## [Exercise description]
Can you write out all of the material below, word for word?
── Data for processing ──
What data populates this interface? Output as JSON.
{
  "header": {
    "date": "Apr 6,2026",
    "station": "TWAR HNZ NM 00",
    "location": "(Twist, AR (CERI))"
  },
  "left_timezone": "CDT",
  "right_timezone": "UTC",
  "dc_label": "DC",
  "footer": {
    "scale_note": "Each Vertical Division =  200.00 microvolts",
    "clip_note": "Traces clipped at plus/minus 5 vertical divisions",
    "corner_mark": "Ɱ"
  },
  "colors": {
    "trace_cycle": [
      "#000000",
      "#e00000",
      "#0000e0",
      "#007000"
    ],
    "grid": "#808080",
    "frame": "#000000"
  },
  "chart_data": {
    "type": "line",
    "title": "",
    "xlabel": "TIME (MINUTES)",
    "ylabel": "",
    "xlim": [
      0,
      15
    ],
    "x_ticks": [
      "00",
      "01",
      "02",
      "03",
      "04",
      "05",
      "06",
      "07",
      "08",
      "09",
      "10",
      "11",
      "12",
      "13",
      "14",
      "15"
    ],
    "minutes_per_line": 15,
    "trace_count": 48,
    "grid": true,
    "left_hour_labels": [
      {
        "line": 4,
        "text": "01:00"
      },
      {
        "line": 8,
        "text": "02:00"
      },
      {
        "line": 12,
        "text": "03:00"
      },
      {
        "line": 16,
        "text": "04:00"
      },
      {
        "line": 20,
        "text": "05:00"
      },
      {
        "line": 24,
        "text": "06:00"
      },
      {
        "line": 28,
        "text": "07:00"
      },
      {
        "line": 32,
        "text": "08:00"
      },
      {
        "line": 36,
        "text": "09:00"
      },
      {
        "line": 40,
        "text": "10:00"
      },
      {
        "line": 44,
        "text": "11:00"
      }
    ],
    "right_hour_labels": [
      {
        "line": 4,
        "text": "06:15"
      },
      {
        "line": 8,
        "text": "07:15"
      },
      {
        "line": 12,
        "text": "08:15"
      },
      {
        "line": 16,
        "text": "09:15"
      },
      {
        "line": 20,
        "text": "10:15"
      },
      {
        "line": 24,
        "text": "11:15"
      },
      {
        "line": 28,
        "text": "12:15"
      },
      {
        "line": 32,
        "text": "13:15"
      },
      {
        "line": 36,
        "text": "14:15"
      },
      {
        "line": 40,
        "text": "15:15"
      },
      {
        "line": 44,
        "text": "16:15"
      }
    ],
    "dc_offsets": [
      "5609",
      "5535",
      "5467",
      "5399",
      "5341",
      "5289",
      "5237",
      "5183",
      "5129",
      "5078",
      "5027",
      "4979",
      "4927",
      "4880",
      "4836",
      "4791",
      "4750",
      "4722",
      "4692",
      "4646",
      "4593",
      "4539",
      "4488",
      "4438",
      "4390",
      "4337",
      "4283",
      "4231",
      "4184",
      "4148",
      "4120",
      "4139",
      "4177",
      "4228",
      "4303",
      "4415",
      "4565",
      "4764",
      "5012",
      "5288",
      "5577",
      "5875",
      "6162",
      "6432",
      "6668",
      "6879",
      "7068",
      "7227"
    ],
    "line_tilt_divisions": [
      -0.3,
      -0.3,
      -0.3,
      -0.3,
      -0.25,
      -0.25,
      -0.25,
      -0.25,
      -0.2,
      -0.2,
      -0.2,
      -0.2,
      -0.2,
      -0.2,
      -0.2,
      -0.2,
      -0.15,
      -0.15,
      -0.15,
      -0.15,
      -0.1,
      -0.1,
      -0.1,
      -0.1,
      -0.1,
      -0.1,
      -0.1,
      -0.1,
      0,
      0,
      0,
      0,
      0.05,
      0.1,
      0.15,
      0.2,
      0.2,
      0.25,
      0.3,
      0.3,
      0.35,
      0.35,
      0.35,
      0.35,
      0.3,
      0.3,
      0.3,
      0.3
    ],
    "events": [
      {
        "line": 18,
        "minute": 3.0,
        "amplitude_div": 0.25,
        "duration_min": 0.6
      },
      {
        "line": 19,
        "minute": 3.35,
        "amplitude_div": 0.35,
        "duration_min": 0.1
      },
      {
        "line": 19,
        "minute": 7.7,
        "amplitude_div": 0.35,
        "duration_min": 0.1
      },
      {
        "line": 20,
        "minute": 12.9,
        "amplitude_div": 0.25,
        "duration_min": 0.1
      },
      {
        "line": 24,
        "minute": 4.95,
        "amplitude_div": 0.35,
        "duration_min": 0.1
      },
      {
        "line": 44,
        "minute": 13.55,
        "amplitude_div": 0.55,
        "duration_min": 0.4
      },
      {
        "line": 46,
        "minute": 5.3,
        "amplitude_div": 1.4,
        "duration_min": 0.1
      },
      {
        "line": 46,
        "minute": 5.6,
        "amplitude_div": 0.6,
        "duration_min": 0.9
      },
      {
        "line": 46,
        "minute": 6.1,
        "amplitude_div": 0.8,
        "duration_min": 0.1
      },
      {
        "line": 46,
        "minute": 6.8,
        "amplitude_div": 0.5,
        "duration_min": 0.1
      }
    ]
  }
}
───
## [The completed task]
What data populates this interface? Output as JSON.
{
  "header": {
    "date": "Apr 6,2026",
    "station": "TWAR HNZ NM 00",
    "location": "(Twist, AR (CERI))"
  },
  "left_timezone": "CDT",
  "right_timezone": "UTC",
  "dc_label": "DC",
  "footer": {
    "scale_note": "Each Vertical Division =  200.00 microvolts",
    "clip_note": "Traces clipped at plus/minus 5 vertical divisions",
    "corner_mark": "Ɱ"
  },
  "colors": {
    "trace_cycle": [
      "#000000",
      "#e00000",
      "#0000e0",
      "#007000"
    ],
    "grid": "#808080",
    "frame": "#000000"
  },
  "chart_data": {
    "type": "line",
    "title": "",
    "xlabel": "TIME (MINUTES)",
    "ylabel": "",
    "xlim": [
      0,
      15
    ],
    "x_ticks": [
      "00",
      "01",
      "02",
      "03",
      "04",
      "05",
      "06",
      "07",
      "08",
      "09",
      "10",
      "11",
      "12",
      "13",
      "14",
      "15"
    ],
    "minutes_per_line": 15,
    "trace_count": 48,
    "grid": true,
    "left_hour_labels": [
      {
        "line": 4,
        "text": "01:00"
      },
      {
        "line": 8,
        "text": "02:00"
      },
      {
        "line": 12,
        "text": "03:00"
      },
      {
        "line": 16,
        "text": "04:00"
      },
      {
        "line": 20,
        "text": "05:00"
      },
      {
        "line": 24,
        "text": "06:00"
      },
      {
        "line": 28,
        "text": "07:00"
      },
      {
        "line": 32,
        "text": "08:00"
      },
      {
        "line": 36,
        "text": "09:00"
      },
      {
        "line": 40,
        "text": "10:00"
      },
      {
        "line": 44,
        "text": "11:00"
      }
    ],
    "right_hour_labels": [
      {
        "line": 4,
        "text": "06:15"
      },
      {
        "line": 8,
        "text": "07:15"
      },
      {
        "line": 12,
        "text": "08:15"
      },
      {
        "line": 16,
        "text": "09:15"
      },
      {
        "line": 20,
        "text": "10:15"
      },
      {
        "line": 24,
        "text": "11:15"
      },
      {
        "line": 28,
        "text": "12:15"
      },
      {
        "line": 32,
        "text": "13:15"
      },
      {
        "line": 36,
        "text": "14:15"
      },
      {
        "line": 40,
        "text": "15:15"
      },
      {
        "line": 44,
        "text": "16:15"
      }
    ],
    "dc_offsets": [
      "5609",
      "5535",
      "5467",
      "5399",
      "5341",
      "5289",
      "5237",
      "5183",
      "5129",
      "5078",
      "5027",
      "4979",
      "4927",
      "4880",
      "4836",
      "4791",
      "4750",
      "4722",
      "4692",
      "4646",
      "4593",
      "4539",
      "4488",
      "4438",
      "4390",
      "4337",
      "4283",
      "4231",
      "4184",
      "4148",
      "4120",
      "4139",
      "4177",
      "4228",
      "4303",
      "4415",
      "4565",
      "4764",
      "5012",
      "5288",
      "5577",
      "5875",
      "6162",
      "6432",
      "6668",
      "6879",
      "7068",
      "7227"
    ],
    "line_tilt_divisions": [
      -0.3,
      -0.3,
      -0.3,
      -0.3,
      -0.25,
      -0.25,
      -0.25,
      -0.25,
      -0.2,
      -0.2,
      -0.2,
      -0.2,
      -0.2,
      -0.2,
      -0.2,
      -0.2,
      -0.15,
      -0.15,
      -0.15,
      -0.15,
      -0.1,
      -0.1,
      -0.1,
      -0.1,
      -0.1,
      -0.1,
      -0.1,
      -0.1,
      0,
      0,
      0,
      0,
      0.05,
      0.1,
      0.15,
      0.2,
      0.2,
      0.25,
      0.3,
      0.3,
      0.35,
      0.35,
      0.35,
      0.35,
      0.3,
      0.3,
      0.3,
      0.3
    ],
    "events": [
      {
        "line": 18,
        "minute": 3.0,
        "amplitude_div": 0.25,
        "duration_min": 0.6
      },
      {
        "line": 19,
        "minute": 3.35,
        "amplitude_div": 0.35,
        "duration_min": 0.1
      },
      {
        "line": 19,
        "minute": 7.7,
        "amplitude_div": 0.35,
        "duration_min": 0.1
      },
      {
        "line": 20,
        "minute": 12.9,
        "amplitude_div": 0.25,
        "duration_min": 0.1
      },
      {
        "line": 24,
        "minute": 4.95,
        "amplitude_div": 0.35,
        "duration_min": 0.1
      },
      {
        "line": 44,
        "minute": 13.55,
        "amplitude_div": 0.55,
        "duration_min": 0.4
      },
      {
        "line": 46,
        "minute": 5.3,
        "amplitude_div": 1.4,
        "duration_min": 0.1
      },
      {
        "line": 46,
        "minute": 5.6,
        "amplitude_div": 0.6,
        "duration_min": 0.9
      },
      {
        "line": 46,
        "minute": 6.1,
        "amplitude_div": 0.8,
        "duration_min": 0.1
      },
      {
        "line": 46,
        "minute": 6.8,
        "amplitude_div": 0.5,
        "duration_min": 0.1
      }
    ]
  }
}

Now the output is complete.